##### RECORD EXCERPTS
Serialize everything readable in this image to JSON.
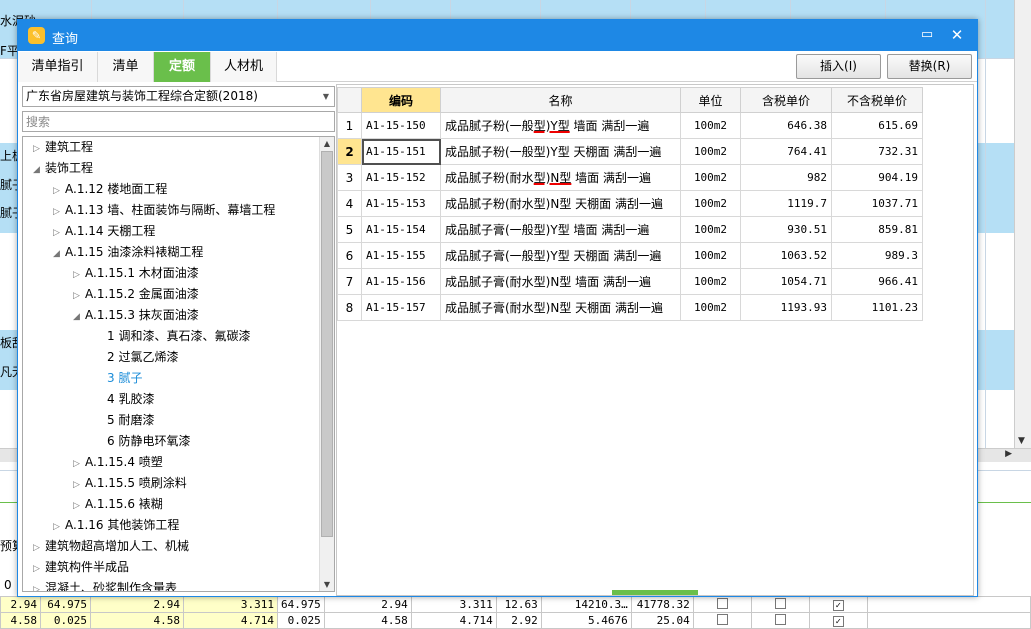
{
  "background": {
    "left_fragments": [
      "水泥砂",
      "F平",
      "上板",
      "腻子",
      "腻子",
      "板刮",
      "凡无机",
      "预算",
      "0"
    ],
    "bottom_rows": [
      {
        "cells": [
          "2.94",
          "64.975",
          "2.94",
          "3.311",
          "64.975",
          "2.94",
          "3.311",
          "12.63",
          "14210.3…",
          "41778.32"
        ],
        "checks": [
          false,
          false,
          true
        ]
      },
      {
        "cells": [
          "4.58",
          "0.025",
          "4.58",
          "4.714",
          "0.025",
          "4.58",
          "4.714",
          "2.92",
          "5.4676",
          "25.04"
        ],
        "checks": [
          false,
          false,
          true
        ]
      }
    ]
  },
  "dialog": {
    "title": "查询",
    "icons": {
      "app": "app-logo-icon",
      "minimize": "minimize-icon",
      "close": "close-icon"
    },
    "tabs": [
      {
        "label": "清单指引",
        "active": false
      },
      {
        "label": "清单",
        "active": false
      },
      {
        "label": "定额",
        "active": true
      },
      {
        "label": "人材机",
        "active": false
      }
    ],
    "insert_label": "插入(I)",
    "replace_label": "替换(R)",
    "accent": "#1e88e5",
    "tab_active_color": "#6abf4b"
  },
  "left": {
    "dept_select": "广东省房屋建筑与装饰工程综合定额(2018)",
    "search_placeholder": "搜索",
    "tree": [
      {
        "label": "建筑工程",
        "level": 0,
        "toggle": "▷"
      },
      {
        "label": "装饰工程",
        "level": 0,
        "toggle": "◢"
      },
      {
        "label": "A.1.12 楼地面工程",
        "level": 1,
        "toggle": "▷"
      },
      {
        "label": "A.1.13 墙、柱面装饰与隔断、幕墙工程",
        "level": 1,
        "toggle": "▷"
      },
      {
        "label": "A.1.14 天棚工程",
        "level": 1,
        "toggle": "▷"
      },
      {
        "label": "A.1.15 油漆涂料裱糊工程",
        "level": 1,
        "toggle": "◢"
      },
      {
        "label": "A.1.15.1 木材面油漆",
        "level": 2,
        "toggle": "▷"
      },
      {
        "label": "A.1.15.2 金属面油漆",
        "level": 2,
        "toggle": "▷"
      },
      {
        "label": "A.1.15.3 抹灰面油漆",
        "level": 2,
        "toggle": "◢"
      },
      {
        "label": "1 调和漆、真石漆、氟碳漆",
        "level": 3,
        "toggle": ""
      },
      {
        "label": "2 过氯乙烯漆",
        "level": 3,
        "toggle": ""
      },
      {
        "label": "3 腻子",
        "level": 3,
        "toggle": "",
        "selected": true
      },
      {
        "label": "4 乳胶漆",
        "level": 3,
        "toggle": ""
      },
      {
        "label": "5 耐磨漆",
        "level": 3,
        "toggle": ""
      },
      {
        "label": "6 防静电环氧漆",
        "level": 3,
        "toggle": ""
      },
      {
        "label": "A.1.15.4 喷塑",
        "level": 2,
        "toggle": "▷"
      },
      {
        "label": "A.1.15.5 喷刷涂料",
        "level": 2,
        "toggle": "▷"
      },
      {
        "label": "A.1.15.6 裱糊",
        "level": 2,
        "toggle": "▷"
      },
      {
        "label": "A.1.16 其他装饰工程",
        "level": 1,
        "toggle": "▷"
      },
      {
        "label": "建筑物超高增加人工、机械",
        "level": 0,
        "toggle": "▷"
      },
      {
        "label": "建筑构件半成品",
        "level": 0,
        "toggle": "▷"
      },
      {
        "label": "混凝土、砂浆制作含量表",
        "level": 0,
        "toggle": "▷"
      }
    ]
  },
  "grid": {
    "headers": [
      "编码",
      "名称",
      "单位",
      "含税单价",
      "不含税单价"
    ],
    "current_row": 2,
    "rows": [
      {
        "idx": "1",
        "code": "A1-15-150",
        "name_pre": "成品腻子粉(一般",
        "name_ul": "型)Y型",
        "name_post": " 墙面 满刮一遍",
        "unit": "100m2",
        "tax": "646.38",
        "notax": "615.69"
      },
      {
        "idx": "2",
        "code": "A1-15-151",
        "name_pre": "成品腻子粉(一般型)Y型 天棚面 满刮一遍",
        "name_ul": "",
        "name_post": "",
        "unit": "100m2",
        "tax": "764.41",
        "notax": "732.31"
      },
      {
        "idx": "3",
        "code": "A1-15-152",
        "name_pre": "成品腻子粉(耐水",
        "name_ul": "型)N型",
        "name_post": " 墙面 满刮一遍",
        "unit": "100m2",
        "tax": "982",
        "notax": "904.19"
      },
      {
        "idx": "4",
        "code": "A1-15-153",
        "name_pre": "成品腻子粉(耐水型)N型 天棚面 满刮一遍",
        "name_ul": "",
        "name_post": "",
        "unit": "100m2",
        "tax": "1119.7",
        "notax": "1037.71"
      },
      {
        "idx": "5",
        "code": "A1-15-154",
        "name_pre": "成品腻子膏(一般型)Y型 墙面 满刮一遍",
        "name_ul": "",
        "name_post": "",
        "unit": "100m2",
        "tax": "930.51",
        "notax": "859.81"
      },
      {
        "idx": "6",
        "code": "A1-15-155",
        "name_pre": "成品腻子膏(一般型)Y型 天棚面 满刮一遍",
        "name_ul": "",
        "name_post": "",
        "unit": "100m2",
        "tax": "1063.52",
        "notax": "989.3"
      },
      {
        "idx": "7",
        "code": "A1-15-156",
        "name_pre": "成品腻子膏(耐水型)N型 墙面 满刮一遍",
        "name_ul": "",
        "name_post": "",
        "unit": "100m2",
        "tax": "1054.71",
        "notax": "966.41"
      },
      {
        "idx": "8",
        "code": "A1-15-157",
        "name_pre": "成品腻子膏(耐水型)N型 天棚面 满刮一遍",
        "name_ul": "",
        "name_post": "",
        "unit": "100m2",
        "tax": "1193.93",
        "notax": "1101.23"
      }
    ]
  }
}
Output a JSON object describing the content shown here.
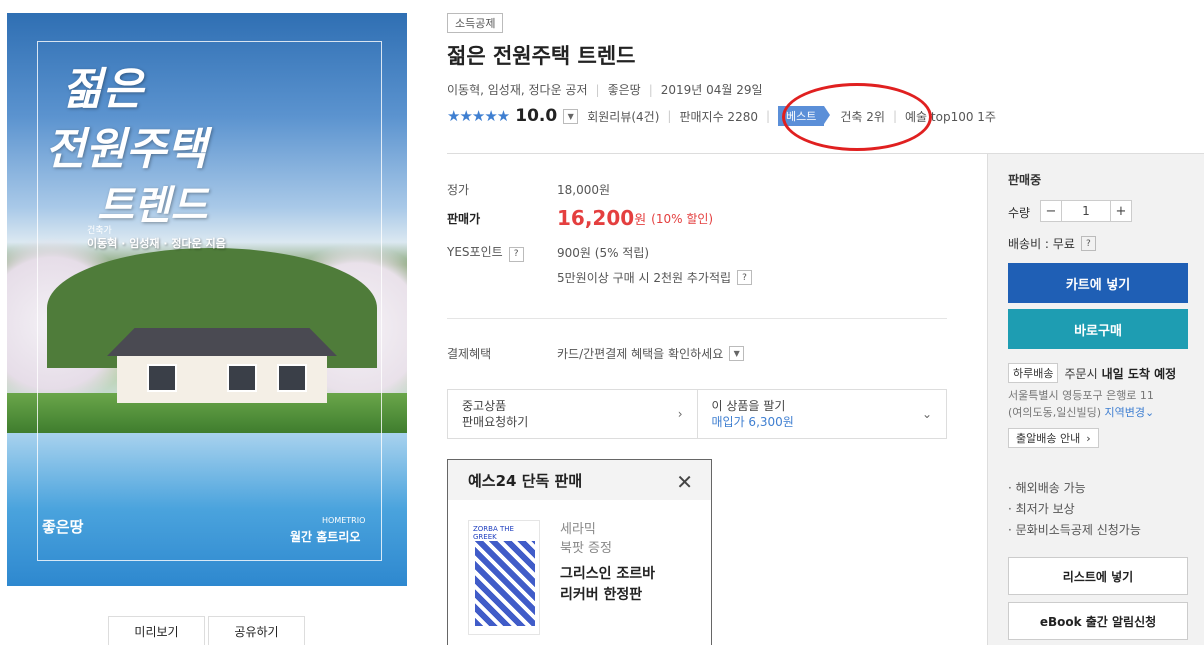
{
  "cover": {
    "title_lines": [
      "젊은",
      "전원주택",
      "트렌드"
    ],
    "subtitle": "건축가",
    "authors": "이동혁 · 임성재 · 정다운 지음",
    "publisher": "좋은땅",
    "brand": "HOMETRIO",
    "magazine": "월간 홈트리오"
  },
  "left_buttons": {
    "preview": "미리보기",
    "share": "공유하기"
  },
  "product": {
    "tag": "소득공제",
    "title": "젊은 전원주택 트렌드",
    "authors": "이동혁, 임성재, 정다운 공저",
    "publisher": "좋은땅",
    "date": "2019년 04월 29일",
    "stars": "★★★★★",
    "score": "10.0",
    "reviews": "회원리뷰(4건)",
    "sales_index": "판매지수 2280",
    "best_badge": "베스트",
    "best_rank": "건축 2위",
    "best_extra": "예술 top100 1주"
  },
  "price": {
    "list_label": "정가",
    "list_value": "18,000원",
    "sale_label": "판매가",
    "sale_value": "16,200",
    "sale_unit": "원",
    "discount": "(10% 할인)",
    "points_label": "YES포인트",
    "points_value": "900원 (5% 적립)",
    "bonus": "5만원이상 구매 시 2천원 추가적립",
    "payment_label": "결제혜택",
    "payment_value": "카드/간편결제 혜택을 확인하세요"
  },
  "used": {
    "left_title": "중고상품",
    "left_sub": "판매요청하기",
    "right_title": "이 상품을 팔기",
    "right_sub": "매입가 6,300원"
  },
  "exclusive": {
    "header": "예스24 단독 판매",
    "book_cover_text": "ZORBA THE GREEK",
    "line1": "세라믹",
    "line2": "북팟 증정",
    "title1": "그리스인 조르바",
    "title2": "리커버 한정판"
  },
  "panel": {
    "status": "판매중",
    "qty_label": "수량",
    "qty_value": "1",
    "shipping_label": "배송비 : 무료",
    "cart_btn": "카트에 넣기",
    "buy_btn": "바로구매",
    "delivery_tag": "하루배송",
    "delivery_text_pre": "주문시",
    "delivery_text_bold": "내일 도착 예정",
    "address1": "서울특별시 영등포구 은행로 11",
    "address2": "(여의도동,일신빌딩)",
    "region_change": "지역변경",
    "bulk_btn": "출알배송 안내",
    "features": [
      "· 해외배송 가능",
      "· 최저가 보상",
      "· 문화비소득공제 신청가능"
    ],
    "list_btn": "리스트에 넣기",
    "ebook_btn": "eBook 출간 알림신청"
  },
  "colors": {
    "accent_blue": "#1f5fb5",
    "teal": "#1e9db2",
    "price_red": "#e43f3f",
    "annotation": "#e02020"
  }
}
##########
*PROBLEM TO WORK ON*. Count the lines in the records above that contain the word "true", and reply with only that number.

*SOLUTION*. 4